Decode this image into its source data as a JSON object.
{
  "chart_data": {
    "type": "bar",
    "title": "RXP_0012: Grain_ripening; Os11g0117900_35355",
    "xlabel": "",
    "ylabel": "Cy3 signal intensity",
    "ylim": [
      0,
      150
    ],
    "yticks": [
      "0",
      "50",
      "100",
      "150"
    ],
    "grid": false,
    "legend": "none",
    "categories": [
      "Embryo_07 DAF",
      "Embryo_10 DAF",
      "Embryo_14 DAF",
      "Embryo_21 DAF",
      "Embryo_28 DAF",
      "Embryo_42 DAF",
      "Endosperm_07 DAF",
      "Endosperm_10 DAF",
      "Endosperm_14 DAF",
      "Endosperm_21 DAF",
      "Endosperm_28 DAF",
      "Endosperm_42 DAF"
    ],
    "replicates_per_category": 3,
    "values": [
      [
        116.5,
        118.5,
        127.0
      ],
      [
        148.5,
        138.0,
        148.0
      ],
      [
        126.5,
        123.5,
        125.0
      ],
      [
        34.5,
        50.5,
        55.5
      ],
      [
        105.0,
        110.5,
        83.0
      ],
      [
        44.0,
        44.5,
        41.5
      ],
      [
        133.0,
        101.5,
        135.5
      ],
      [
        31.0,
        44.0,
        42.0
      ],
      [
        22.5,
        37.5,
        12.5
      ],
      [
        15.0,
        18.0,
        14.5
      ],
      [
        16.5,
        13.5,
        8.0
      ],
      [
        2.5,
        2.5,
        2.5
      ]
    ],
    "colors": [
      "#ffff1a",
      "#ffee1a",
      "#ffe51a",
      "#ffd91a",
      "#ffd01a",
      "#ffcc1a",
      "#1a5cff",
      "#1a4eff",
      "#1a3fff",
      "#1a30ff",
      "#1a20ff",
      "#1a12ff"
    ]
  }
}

» REQUIREMENTS:
Quote every entry exactly.

» RESULT BELOW:
Decode this image into its source data as a JSON object.
{
  "chart_data": {
    "type": "bar",
    "title": "RXP_0012: Grain_ripening; Os11g0117900_35355",
    "xlabel": "",
    "ylabel": "Cy3 signal intensity",
    "ylim": [
      0,
      150
    ],
    "yticks": [
      "0",
      "50",
      "100",
      "150"
    ],
    "grid": false,
    "legend": "none",
    "categories": [
      "Embryo_07 DAF",
      "Embryo_10 DAF",
      "Embryo_14 DAF",
      "Embryo_21 DAF",
      "Embryo_28 DAF",
      "Embryo_42 DAF",
      "Endosperm_07 DAF",
      "Endosperm_10 DAF",
      "Endosperm_14 DAF",
      "Endosperm_21 DAF",
      "Endosperm_28 DAF",
      "Endosperm_42 DAF"
    ],
    "replicates_per_category": 3,
    "values": [
      [
        116.5,
        118.5,
        127.0
      ],
      [
        148.5,
        138.0,
        148.0
      ],
      [
        126.5,
        123.5,
        125.0
      ],
      [
        34.5,
        50.5,
        55.5
      ],
      [
        105.0,
        110.5,
        83.0
      ],
      [
        44.0,
        44.5,
        41.5
      ],
      [
        133.0,
        101.5,
        135.5
      ],
      [
        31.0,
        44.0,
        42.0
      ],
      [
        22.5,
        37.5,
        12.5
      ],
      [
        15.0,
        18.0,
        14.5
      ],
      [
        16.5,
        13.5,
        8.0
      ],
      [
        2.5,
        2.5,
        2.5
      ]
    ],
    "colors": [
      "#ffff1a",
      "#ffee1a",
      "#ffe51a",
      "#ffd91a",
      "#ffd01a",
      "#ffcc1a",
      "#1a5cff",
      "#1a4eff",
      "#1a3fff",
      "#1a30ff",
      "#1a20ff",
      "#1a12ff"
    ]
  }
}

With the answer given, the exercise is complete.